_TASK INSTRUCTIONS_.
Provide the count of lines that hold "text" and no other output.
::::::::
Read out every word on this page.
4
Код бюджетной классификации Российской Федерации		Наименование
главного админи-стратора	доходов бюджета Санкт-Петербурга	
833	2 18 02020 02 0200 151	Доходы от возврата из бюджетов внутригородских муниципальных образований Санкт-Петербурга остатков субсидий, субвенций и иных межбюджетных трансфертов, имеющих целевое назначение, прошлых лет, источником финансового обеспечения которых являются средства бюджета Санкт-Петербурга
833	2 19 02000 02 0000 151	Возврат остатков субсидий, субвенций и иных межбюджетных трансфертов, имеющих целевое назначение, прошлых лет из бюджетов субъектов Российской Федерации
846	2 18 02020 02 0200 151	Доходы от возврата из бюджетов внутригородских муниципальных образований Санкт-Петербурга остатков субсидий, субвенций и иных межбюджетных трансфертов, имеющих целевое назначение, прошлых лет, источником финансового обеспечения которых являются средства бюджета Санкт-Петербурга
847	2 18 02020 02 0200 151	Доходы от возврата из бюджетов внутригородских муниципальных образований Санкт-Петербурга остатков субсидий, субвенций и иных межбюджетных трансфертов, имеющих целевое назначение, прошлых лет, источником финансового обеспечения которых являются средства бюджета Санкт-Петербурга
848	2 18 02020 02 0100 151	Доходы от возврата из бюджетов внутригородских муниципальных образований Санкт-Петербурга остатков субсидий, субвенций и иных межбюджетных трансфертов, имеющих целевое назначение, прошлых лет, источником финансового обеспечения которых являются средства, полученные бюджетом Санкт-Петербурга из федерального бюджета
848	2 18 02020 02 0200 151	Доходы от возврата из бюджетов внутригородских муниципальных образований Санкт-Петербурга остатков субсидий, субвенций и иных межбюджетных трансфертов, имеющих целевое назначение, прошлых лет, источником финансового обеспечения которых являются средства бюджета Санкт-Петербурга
::::::::
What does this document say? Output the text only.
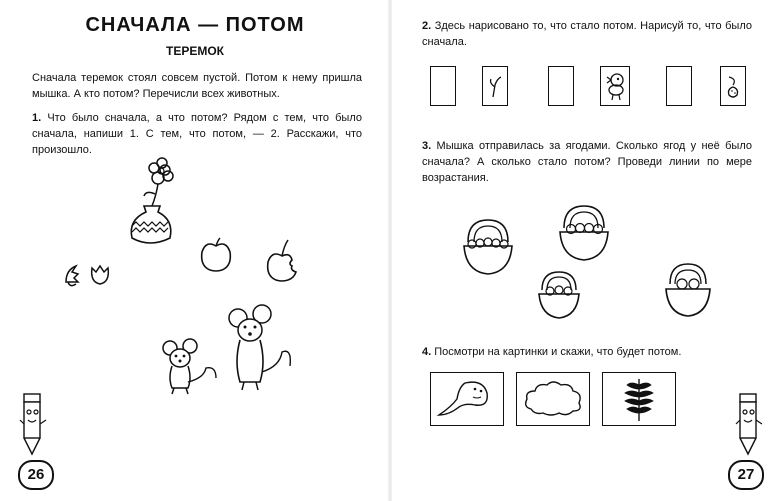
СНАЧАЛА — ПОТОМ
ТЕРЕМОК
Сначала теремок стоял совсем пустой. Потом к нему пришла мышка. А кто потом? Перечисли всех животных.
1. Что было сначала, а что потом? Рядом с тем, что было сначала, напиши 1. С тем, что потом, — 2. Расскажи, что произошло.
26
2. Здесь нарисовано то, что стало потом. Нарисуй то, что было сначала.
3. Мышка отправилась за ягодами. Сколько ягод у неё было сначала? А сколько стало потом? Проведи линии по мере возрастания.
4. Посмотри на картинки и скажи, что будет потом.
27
::::::::
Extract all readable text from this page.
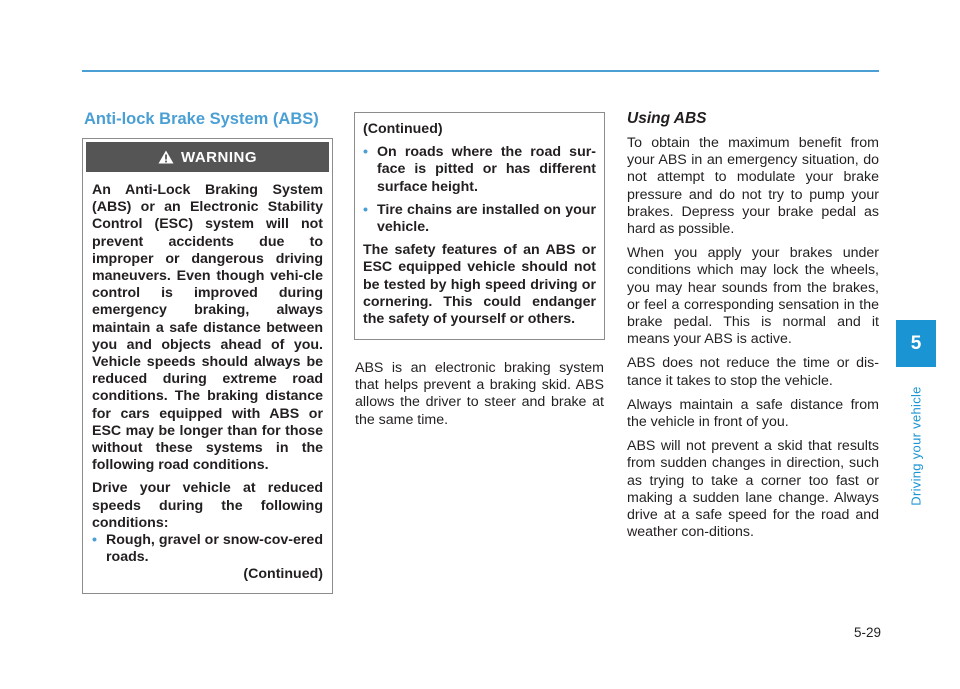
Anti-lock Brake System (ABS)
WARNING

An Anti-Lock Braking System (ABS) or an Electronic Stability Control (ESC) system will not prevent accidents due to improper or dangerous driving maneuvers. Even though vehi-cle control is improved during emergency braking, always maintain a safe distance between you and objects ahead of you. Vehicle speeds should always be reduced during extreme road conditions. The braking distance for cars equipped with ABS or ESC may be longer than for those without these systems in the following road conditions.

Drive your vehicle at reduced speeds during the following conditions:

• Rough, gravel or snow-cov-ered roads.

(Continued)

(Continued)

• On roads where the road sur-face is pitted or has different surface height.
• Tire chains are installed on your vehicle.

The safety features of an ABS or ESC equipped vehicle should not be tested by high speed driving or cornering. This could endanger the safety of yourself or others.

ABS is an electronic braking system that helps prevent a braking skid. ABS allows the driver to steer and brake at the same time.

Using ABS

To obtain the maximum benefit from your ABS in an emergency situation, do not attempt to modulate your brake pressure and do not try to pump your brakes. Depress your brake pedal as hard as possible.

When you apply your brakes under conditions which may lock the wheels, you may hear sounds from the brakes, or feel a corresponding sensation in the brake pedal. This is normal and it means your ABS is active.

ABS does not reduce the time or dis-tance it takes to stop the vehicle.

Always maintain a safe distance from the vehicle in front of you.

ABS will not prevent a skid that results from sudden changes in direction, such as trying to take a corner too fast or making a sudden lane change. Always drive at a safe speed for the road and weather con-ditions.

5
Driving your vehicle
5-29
::::::::
_TASK RESPONSE_.
2